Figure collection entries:
══════════

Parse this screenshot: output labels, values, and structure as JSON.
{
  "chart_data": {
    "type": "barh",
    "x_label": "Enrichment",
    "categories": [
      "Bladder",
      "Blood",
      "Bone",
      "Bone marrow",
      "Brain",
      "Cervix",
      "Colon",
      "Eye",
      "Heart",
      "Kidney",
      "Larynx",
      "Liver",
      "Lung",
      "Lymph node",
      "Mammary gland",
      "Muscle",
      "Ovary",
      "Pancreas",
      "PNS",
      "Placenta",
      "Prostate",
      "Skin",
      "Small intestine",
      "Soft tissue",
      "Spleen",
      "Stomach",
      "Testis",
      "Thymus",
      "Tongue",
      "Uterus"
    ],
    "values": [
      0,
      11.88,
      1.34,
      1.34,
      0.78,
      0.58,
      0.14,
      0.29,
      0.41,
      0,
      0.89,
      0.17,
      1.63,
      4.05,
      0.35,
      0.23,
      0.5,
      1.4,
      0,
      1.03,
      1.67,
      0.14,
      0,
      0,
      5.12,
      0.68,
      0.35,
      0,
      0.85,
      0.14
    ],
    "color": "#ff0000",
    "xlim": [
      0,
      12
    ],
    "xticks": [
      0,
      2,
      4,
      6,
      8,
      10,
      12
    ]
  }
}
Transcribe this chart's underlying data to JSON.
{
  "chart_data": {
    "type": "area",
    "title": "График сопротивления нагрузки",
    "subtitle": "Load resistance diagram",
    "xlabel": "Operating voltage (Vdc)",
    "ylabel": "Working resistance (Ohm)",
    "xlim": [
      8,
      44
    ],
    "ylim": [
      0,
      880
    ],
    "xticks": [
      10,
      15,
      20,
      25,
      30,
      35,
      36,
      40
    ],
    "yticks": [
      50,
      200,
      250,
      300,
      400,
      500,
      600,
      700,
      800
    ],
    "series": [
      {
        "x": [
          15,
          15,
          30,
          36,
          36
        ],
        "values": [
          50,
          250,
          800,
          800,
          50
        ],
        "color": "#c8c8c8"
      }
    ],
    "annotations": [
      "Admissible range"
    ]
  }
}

══════════

> **Work to do**: Recite the full listing above exactly.

> **Result for this task**:
Parse this screenshot: output labels, values, and structure as JSON.
{
  "chart_data": {
    "type": "barh",
    "x_label": "Enrichment",
    "categories": [
      "Bladder",
      "Blood",
      "Bone",
      "Bone marrow",
      "Brain",
      "Cervix",
      "Colon",
      "Eye",
      "Heart",
      "Kidney",
      "Larynx",
      "Liver",
      "Lung",
      "Lymph node",
      "Mammary gland",
      "Muscle",
      "Ovary",
      "Pancreas",
      "PNS",
      "Placenta",
      "Prostate",
      "Skin",
      "Small intestine",
      "Soft tissue",
      "Spleen",
      "Stomach",
      "Testis",
      "Thymus",
      "Tongue",
      "Uterus"
    ],
    "values": [
      0,
      11.88,
      1.34,
      1.34,
      0.78,
      0.58,
      0.14,
      0.29,
      0.41,
      0,
      0.89,
      0.17,
      1.63,
      4.05,
      0.35,
      0.23,
      0.5,
      1.4,
      0,
      1.03,
      1.67,
      0.14,
      0,
      0,
      5.12,
      0.68,
      0.35,
      0,
      0.85,
      0.14
    ],
    "color": "#ff0000",
    "xlim": [
      0,
      12
    ],
    "xticks": [
      0,
      2,
      4,
      6,
      8,
      10,
      12
    ]
  }
}
Transcribe this chart's underlying data to JSON.
{
  "chart_data": {
    "type": "area",
    "title": "График сопротивления нагрузки",
    "subtitle": "Load resistance diagram",
    "xlabel": "Operating voltage (Vdc)",
    "ylabel": "Working resistance (Ohm)",
    "xlim": [
      8,
      44
    ],
    "ylim": [
      0,
      880
    ],
    "xticks": [
      10,
      15,
      20,
      25,
      30,
      35,
      36,
      40
    ],
    "yticks": [
      50,
      200,
      250,
      300,
      400,
      500,
      600,
      700,
      800
    ],
    "series": [
      {
        "x": [
          15,
          15,
          30,
          36,
          36
        ],
        "values": [
          50,
          250,
          800,
          800,
          50
        ],
        "color": "#c8c8c8"
      }
    ],
    "annotations": [
      "Admissible range"
    ]
  }
}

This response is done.